>> begin RECORD EXCERPTS

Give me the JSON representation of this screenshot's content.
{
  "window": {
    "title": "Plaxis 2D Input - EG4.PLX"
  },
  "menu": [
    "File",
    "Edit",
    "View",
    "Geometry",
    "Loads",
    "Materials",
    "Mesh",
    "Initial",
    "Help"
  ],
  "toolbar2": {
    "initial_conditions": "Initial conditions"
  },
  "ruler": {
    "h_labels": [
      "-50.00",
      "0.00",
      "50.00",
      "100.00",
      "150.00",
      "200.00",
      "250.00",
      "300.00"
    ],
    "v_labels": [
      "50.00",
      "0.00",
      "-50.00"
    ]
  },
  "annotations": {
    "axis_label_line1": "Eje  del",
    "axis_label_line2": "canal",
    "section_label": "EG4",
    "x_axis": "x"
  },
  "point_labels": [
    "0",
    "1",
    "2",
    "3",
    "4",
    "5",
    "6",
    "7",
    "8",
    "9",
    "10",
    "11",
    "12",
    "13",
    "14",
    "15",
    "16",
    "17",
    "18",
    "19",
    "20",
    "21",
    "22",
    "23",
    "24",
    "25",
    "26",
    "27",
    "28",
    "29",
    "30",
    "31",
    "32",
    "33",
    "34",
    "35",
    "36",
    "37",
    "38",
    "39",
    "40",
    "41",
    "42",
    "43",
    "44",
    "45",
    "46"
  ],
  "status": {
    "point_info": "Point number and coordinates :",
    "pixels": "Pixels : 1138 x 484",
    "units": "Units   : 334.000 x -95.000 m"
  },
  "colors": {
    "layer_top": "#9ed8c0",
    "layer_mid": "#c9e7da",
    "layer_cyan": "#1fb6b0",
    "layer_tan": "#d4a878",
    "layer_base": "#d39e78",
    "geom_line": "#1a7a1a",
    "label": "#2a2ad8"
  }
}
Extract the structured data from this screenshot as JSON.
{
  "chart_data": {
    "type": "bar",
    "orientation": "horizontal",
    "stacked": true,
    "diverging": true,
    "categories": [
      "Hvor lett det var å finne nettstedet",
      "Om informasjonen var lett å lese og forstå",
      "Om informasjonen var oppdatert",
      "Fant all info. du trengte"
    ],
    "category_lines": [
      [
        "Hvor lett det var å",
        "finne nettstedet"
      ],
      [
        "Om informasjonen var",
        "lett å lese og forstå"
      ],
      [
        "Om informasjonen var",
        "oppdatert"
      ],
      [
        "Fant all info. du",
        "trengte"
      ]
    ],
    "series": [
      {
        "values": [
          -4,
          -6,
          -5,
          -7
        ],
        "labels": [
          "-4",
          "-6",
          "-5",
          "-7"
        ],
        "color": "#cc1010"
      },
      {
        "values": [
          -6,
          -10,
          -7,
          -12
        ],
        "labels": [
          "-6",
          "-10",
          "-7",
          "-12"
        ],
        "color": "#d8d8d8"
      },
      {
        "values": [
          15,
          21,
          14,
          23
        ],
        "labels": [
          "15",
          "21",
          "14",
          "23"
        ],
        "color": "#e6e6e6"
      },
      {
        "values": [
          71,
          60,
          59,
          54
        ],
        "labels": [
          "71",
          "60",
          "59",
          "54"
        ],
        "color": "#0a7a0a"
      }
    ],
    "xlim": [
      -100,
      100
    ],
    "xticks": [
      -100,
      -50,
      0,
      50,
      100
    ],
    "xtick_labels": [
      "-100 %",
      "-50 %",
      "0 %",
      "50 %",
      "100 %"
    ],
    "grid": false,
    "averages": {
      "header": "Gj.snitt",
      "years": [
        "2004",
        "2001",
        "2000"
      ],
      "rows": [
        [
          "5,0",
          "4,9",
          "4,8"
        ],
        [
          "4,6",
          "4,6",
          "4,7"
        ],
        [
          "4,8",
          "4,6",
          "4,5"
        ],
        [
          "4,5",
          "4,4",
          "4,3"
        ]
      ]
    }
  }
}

>> end RECORD EXCERPTS
>> begin RECORD EXCERPTS

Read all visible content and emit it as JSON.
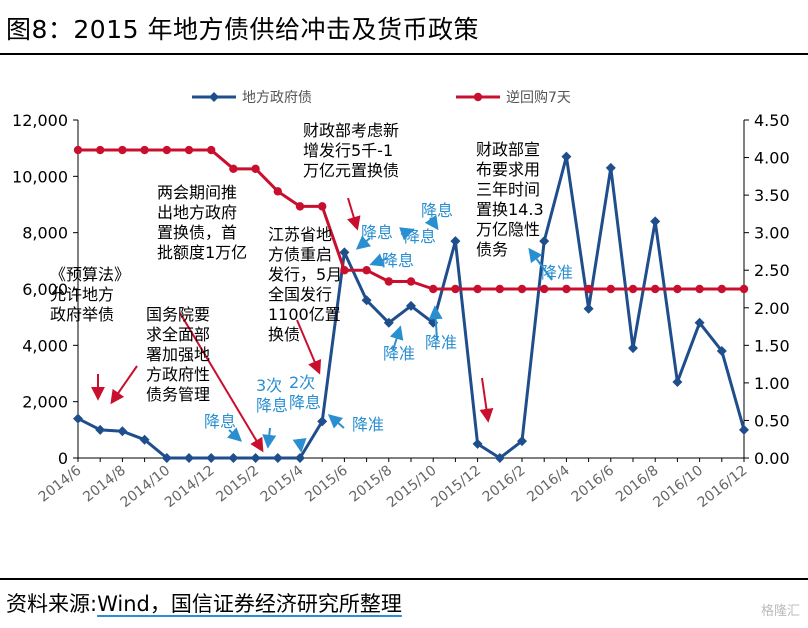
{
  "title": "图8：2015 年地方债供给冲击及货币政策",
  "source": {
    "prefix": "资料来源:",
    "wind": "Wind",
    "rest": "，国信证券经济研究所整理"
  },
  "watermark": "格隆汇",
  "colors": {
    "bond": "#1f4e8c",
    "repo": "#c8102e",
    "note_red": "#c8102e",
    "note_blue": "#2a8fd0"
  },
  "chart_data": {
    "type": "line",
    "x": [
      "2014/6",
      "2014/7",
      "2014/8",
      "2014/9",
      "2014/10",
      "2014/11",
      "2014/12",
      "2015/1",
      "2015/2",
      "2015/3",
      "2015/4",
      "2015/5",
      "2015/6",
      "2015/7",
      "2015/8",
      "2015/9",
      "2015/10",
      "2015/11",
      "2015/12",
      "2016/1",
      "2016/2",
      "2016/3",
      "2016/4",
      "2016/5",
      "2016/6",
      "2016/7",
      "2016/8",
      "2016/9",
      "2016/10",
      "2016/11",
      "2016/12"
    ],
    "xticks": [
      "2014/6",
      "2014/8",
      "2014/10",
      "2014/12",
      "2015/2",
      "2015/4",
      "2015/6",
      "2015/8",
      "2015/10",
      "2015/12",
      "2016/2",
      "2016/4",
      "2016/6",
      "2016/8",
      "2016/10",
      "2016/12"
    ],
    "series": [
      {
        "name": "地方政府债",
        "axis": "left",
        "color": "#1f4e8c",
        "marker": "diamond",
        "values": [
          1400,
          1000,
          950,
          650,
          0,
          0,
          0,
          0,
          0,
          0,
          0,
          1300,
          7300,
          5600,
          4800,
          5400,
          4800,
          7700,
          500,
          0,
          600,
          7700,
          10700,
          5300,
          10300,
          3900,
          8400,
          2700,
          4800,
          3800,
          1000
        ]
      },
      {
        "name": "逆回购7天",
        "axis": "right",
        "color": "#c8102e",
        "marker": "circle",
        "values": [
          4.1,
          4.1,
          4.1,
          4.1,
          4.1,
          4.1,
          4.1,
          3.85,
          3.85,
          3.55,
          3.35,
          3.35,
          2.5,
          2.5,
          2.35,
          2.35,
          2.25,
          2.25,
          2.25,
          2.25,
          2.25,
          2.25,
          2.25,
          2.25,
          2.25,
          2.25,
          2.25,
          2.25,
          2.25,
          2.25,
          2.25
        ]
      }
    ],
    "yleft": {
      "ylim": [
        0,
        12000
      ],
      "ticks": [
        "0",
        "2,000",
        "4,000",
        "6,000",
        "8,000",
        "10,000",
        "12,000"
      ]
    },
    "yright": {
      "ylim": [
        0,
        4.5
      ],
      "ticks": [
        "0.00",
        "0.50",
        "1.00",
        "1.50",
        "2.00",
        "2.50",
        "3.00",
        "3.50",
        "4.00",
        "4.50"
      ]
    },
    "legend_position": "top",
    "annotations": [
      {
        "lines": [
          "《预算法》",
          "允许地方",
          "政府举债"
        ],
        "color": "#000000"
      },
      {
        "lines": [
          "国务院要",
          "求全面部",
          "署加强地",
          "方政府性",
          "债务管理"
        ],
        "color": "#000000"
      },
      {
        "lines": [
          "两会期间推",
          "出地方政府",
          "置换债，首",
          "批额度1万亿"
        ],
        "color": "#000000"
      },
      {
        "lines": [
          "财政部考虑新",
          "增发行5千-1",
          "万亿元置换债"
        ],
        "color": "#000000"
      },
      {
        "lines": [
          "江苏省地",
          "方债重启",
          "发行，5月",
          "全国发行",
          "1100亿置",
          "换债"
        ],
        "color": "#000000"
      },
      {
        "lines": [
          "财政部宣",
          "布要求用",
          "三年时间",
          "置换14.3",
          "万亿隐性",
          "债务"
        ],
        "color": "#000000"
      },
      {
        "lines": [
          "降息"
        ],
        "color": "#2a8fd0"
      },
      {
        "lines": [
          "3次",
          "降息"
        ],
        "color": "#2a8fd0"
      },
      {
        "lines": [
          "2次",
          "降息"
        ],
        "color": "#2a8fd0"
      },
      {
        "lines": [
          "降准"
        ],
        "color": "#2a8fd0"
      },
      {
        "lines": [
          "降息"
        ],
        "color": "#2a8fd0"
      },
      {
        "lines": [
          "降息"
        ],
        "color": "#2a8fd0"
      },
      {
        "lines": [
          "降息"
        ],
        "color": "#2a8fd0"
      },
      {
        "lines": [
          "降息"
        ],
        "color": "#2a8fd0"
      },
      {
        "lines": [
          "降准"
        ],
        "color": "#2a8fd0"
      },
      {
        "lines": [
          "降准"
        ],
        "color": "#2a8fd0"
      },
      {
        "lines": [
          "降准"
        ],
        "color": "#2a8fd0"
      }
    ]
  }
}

>> end RECORD EXCERPTS

REQUIREMENTS → Copy each line of the listing in which the word "finne" can be found.

SOLUTION TO THIS EXERCISE →
      "Hvor lett det var å finne nettstedet",
        "finne nettstedet"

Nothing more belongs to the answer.